===== Data to process
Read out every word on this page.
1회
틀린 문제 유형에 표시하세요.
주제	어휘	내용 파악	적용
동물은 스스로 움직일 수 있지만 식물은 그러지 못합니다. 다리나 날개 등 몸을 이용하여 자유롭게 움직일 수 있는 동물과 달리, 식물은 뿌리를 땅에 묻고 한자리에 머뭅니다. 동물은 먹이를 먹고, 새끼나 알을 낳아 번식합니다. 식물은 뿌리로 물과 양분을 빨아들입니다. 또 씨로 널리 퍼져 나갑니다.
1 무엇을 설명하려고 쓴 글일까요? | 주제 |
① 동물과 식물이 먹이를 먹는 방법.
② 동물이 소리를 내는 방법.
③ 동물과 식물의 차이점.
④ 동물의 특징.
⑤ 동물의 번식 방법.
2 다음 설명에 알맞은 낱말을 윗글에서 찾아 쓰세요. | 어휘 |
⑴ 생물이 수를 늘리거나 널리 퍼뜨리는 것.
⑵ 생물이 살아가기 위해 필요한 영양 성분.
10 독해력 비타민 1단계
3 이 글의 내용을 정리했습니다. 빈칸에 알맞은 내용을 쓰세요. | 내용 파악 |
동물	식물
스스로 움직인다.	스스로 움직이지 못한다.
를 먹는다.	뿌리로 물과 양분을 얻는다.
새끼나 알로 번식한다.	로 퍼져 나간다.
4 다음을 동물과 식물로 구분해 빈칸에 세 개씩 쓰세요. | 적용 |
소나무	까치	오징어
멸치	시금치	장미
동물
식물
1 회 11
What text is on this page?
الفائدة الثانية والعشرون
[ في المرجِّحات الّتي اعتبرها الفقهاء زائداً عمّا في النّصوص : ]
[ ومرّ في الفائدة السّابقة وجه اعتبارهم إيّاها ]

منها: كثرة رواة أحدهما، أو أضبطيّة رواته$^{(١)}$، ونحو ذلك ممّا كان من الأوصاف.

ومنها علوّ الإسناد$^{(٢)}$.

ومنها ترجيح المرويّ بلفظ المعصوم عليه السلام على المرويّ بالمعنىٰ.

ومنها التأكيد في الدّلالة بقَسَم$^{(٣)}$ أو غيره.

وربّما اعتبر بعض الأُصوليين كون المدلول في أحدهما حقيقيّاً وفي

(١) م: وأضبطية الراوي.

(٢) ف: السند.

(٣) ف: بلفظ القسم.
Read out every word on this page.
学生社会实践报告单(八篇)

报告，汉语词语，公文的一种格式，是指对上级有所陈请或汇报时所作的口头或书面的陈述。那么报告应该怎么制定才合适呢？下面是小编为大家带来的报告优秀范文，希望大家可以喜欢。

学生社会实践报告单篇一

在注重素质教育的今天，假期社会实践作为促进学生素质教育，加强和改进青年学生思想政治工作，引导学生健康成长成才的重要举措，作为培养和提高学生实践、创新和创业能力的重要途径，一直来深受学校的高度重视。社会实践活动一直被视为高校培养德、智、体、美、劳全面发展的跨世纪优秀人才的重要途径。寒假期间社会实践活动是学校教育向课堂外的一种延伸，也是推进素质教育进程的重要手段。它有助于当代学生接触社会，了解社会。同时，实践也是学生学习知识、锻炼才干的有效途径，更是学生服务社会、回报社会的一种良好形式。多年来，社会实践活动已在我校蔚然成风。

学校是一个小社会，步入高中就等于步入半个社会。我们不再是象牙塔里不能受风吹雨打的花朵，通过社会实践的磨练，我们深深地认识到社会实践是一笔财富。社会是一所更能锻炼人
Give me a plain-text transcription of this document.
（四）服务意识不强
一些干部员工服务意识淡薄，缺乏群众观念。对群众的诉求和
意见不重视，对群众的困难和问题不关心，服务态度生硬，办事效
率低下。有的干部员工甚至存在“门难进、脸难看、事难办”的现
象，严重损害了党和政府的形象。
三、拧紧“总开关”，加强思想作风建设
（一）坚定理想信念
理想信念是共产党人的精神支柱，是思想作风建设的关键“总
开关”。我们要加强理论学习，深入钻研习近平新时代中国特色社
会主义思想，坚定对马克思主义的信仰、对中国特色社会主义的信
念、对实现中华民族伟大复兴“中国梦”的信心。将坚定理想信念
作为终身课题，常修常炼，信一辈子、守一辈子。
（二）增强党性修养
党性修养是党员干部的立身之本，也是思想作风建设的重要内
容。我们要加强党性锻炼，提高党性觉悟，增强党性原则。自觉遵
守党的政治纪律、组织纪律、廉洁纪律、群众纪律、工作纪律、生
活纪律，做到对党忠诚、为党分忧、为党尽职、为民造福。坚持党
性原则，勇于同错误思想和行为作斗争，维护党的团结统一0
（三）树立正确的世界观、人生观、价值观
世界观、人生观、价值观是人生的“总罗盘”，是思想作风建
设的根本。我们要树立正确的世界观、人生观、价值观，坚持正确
==========
### [Objective]
Output every line above without altering anything.

### [Correct result]
Read out every word on this page.
1회
틀린 문제 유형에 표시하세요.
주제	어휘	내용 파악	적용
동물은 스스로 움직일 수 있지만 식물은 그러지 못합니다. 다리나 날개 등 몸을 이용하여 자유롭게 움직일 수 있는 동물과 달리, 식물은 뿌리를 땅에 묻고 한자리에 머뭅니다. 동물은 먹이를 먹고, 새끼나 알을 낳아 번식합니다. 식물은 뿌리로 물과 양분을 빨아들입니다. 또 씨로 널리 퍼져 나갑니다.
1 무엇을 설명하려고 쓴 글일까요? | 주제 |
① 동물과 식물이 먹이를 먹는 방법.
② 동물이 소리를 내는 방법.
③ 동물과 식물의 차이점.
④ 동물의 특징.
⑤ 동물의 번식 방법.
2 다음 설명에 알맞은 낱말을 윗글에서 찾아 쓰세요. | 어휘 |
⑴ 생물이 수를 늘리거나 널리 퍼뜨리는 것.
⑵ 생물이 살아가기 위해 필요한 영양 성분.
10 독해력 비타민 1단계
3 이 글의 내용을 정리했습니다. 빈칸에 알맞은 내용을 쓰세요. | 내용 파악 |
동물	식물
스스로 움직인다.	스스로 움직이지 못한다.
를 먹는다.	뿌리로 물과 양분을 얻는다.
새끼나 알로 번식한다.	로 퍼져 나간다.
4 다음을 동물과 식물로 구분해 빈칸에 세 개씩 쓰세요. | 적용 |
소나무	까치	오징어
멸치	시금치	장미
동물
식물
1 회 11
What text is on this page?
الفائدة الثانية والعشرون
[ في المرجِّحات الّتي اعتبرها الفقهاء زائداً عمّا في النّصوص : ]
[ ومرّ في الفائدة السّابقة وجه اعتبارهم إيّاها ]

منها: كثرة رواة أحدهما، أو أضبطيّة رواته$^{(١)}$، ونحو ذلك ممّا كان من الأوصاف.

ومنها علوّ الإسناد$^{(٢)}$.

ومنها ترجيح المرويّ بلفظ المعصوم عليه السلام على المرويّ بالمعنىٰ.

ومنها التأكيد في الدّلالة بقَسَم$^{(٣)}$ أو غيره.

وربّما اعتبر بعض الأُصوليين كون المدلول في أحدهما حقيقيّاً وفي

(١) م: وأضبطية الراوي.

(٢) ف: السند.

(٣) ف: بلفظ القسم.
Read out every word on this page.
学生社会实践报告单(八篇)

报告，汉语词语，公文的一种格式，是指对上级有所陈请或汇报时所作的口头或书面的陈述。那么报告应该怎么制定才合适呢？下面是小编为大家带来的报告优秀范文，希望大家可以喜欢。

学生社会实践报告单篇一

在注重素质教育的今天，假期社会实践作为促进学生素质教育，加强和改进青年学生思想政治工作，引导学生健康成长成才的重要举措，作为培养和提高学生实践、创新和创业能力的重要途径，一直来深受学校的高度重视。社会实践活动一直被视为高校培养德、智、体、美、劳全面发展的跨世纪优秀人才的重要途径。寒假期间社会实践活动是学校教育向课堂外的一种延伸，也是推进素质教育进程的重要手段。它有助于当代学生接触社会，了解社会。同时，实践也是学生学习知识、锻炼才干的有效途径，更是学生服务社会、回报社会的一种良好形式。多年来，社会实践活动已在我校蔚然成风。

学校是一个小社会，步入高中就等于步入半个社会。我们不再是象牙塔里不能受风吹雨打的花朵，通过社会实践的磨练，我们深深地认识到社会实践是一笔财富。社会是一所更能锻炼人
Give me a plain-text transcription of this document.
（四）服务意识不强
一些干部员工服务意识淡薄，缺乏群众观念。对群众的诉求和
意见不重视，对群众的困难和问题不关心，服务态度生硬，办事效
率低下。有的干部员工甚至存在“门难进、脸难看、事难办”的现
象，严重损害了党和政府的形象。
三、拧紧“总开关”，加强思想作风建设
（一）坚定理想信念
理想信念是共产党人的精神支柱，是思想作风建设的关键“总
开关”。我们要加强理论学习，深入钻研习近平新时代中国特色社
会主义思想，坚定对马克思主义的信仰、对中国特色社会主义的信
念、对实现中华民族伟大复兴“中国梦”的信心。将坚定理想信念
作为终身课题，常修常炼，信一辈子、守一辈子。
（二）增强党性修养
党性修养是党员干部的立身之本，也是思想作风建设的重要内
容。我们要加强党性锻炼，提高党性觉悟，增强党性原则。自觉遵
守党的政治纪律、组织纪律、廉洁纪律、群众纪律、工作纪律、生
活纪律，做到对党忠诚、为党分忧、为党尽职、为民造福。坚持党
性原则，勇于同错误思想和行为作斗争，维护党的团结统一0
（三）树立正确的世界观、人生观、价值观
世界观、人生观、价值观是人生的“总罗盘”，是思想作风建
设的根本。我们要树立正确的世界观、人生观、价值观，坚持正确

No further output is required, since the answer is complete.